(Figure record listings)
+ + + + +

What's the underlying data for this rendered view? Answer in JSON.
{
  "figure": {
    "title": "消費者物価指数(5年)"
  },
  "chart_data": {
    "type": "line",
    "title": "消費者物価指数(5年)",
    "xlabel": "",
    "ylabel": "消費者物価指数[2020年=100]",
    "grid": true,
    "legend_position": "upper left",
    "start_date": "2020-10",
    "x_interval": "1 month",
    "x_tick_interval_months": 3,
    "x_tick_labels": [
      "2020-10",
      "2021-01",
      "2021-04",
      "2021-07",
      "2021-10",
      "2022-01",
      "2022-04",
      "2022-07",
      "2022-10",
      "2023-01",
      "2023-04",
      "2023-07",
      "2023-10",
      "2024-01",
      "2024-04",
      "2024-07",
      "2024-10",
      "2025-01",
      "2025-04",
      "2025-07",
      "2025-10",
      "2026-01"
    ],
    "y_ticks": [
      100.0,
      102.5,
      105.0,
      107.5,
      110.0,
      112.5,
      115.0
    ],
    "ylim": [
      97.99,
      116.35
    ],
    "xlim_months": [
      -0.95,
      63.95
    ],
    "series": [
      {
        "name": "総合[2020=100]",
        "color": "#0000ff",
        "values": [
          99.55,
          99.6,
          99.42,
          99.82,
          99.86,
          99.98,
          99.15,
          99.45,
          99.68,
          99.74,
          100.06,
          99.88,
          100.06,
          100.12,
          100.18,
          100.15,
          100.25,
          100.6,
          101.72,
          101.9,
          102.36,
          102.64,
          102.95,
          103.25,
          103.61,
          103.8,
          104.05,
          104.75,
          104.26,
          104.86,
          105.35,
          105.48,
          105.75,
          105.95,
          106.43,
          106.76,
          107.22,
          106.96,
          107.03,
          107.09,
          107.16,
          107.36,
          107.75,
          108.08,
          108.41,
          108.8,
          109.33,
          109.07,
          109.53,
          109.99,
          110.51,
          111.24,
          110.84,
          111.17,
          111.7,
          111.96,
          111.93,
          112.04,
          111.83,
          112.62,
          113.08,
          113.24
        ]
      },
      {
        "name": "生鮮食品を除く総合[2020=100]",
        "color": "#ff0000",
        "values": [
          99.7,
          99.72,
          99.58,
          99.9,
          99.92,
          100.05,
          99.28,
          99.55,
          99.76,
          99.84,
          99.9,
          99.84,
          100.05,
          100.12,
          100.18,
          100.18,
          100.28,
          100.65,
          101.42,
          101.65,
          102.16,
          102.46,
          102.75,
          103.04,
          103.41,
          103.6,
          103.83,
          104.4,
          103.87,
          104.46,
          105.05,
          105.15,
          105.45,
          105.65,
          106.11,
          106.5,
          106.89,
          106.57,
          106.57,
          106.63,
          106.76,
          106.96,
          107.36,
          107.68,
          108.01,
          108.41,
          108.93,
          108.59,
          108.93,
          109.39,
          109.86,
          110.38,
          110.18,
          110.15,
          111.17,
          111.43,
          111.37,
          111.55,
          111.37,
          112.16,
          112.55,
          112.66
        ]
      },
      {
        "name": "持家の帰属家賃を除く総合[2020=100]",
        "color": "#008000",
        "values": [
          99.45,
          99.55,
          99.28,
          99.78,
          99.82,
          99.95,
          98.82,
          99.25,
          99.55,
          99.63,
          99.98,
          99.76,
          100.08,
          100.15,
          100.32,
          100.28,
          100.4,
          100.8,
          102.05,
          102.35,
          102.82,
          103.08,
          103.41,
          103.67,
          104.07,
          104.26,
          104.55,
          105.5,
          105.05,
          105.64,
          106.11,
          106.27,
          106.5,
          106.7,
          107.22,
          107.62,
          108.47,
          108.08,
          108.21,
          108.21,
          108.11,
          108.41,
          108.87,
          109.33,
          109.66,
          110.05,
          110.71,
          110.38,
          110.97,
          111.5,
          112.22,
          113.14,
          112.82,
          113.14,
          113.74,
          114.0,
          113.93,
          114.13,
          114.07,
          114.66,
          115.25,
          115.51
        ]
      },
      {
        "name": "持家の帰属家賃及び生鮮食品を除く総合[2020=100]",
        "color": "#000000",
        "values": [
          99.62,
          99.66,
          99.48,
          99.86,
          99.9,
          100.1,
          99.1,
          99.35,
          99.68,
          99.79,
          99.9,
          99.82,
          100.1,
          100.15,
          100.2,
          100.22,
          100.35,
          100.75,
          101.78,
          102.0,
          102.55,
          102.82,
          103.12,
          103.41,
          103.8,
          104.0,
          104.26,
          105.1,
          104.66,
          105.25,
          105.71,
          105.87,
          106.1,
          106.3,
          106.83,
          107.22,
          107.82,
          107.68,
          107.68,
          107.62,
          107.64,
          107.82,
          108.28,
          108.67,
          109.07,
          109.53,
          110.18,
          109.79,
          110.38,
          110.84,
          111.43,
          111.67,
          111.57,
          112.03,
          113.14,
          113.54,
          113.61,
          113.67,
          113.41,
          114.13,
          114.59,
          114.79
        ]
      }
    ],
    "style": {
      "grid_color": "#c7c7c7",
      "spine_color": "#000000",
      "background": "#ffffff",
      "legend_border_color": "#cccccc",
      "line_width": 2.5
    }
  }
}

+ + + + +

## REQUIRED TASK
Copy the data above in full, character for character.

## EXERCISE ANSWER
What's the underlying data for this rendered view? Answer in JSON.
{
  "figure": {
    "title": "消費者物価指数(5年)"
  },
  "chart_data": {
    "type": "line",
    "title": "消費者物価指数(5年)",
    "xlabel": "",
    "ylabel": "消費者物価指数[2020年=100]",
    "grid": true,
    "legend_position": "upper left",
    "start_date": "2020-10",
    "x_interval": "1 month",
    "x_tick_interval_months": 3,
    "x_tick_labels": [
      "2020-10",
      "2021-01",
      "2021-04",
      "2021-07",
      "2021-10",
      "2022-01",
      "2022-04",
      "2022-07",
      "2022-10",
      "2023-01",
      "2023-04",
      "2023-07",
      "2023-10",
      "2024-01",
      "2024-04",
      "2024-07",
      "2024-10",
      "2025-01",
      "2025-04",
      "2025-07",
      "2025-10",
      "2026-01"
    ],
    "y_ticks": [
      100.0,
      102.5,
      105.0,
      107.5,
      110.0,
      112.5,
      115.0
    ],
    "ylim": [
      97.99,
      116.35
    ],
    "xlim_months": [
      -0.95,
      63.95
    ],
    "series": [
      {
        "name": "総合[2020=100]",
        "color": "#0000ff",
        "values": [
          99.55,
          99.6,
          99.42,
          99.82,
          99.86,
          99.98,
          99.15,
          99.45,
          99.68,
          99.74,
          100.06,
          99.88,
          100.06,
          100.12,
          100.18,
          100.15,
          100.25,
          100.6,
          101.72,
          101.9,
          102.36,
          102.64,
          102.95,
          103.25,
          103.61,
          103.8,
          104.05,
          104.75,
          104.26,
          104.86,
          105.35,
          105.48,
          105.75,
          105.95,
          106.43,
          106.76,
          107.22,
          106.96,
          107.03,
          107.09,
          107.16,
          107.36,
          107.75,
          108.08,
          108.41,
          108.8,
          109.33,
          109.07,
          109.53,
          109.99,
          110.51,
          111.24,
          110.84,
          111.17,
          111.7,
          111.96,
          111.93,
          112.04,
          111.83,
          112.62,
          113.08,
          113.24
        ]
      },
      {
        "name": "生鮮食品を除く総合[2020=100]",
        "color": "#ff0000",
        "values": [
          99.7,
          99.72,
          99.58,
          99.9,
          99.92,
          100.05,
          99.28,
          99.55,
          99.76,
          99.84,
          99.9,
          99.84,
          100.05,
          100.12,
          100.18,
          100.18,
          100.28,
          100.65,
          101.42,
          101.65,
          102.16,
          102.46,
          102.75,
          103.04,
          103.41,
          103.6,
          103.83,
          104.4,
          103.87,
          104.46,
          105.05,
          105.15,
          105.45,
          105.65,
          106.11,
          106.5,
          106.89,
          106.57,
          106.57,
          106.63,
          106.76,
          106.96,
          107.36,
          107.68,
          108.01,
          108.41,
          108.93,
          108.59,
          108.93,
          109.39,
          109.86,
          110.38,
          110.18,
          110.15,
          111.17,
          111.43,
          111.37,
          111.55,
          111.37,
          112.16,
          112.55,
          112.66
        ]
      },
      {
        "name": "持家の帰属家賃を除く総合[2020=100]",
        "color": "#008000",
        "values": [
          99.45,
          99.55,
          99.28,
          99.78,
          99.82,
          99.95,
          98.82,
          99.25,
          99.55,
          99.63,
          99.98,
          99.76,
          100.08,
          100.15,
          100.32,
          100.28,
          100.4,
          100.8,
          102.05,
          102.35,
          102.82,
          103.08,
          103.41,
          103.67,
          104.07,
          104.26,
          104.55,
          105.5,
          105.05,
          105.64,
          106.11,
          106.27,
          106.5,
          106.7,
          107.22,
          107.62,
          108.47,
          108.08,
          108.21,
          108.21,
          108.11,
          108.41,
          108.87,
          109.33,
          109.66,
          110.05,
          110.71,
          110.38,
          110.97,
          111.5,
          112.22,
          113.14,
          112.82,
          113.14,
          113.74,
          114.0,
          113.93,
          114.13,
          114.07,
          114.66,
          115.25,
          115.51
        ]
      },
      {
        "name": "持家の帰属家賃及び生鮮食品を除く総合[2020=100]",
        "color": "#000000",
        "values": [
          99.62,
          99.66,
          99.48,
          99.86,
          99.9,
          100.1,
          99.1,
          99.35,
          99.68,
          99.79,
          99.9,
          99.82,
          100.1,
          100.15,
          100.2,
          100.22,
          100.35,
          100.75,
          101.78,
          102.0,
          102.55,
          102.82,
          103.12,
          103.41,
          103.8,
          104.0,
          104.26,
          105.1,
          104.66,
          105.25,
          105.71,
          105.87,
          106.1,
          106.3,
          106.83,
          107.22,
          107.82,
          107.68,
          107.68,
          107.62,
          107.64,
          107.82,
          108.28,
          108.67,
          109.07,
          109.53,
          110.18,
          109.79,
          110.38,
          110.84,
          111.43,
          111.67,
          111.57,
          112.03,
          113.14,
          113.54,
          113.61,
          113.67,
          113.41,
          114.13,
          114.59,
          114.79
        ]
      }
    ],
    "style": {
      "grid_color": "#c7c7c7",
      "spine_color": "#000000",
      "background": "#ffffff",
      "legend_border_color": "#cccccc",
      "line_width": 2.5
    }
  }
}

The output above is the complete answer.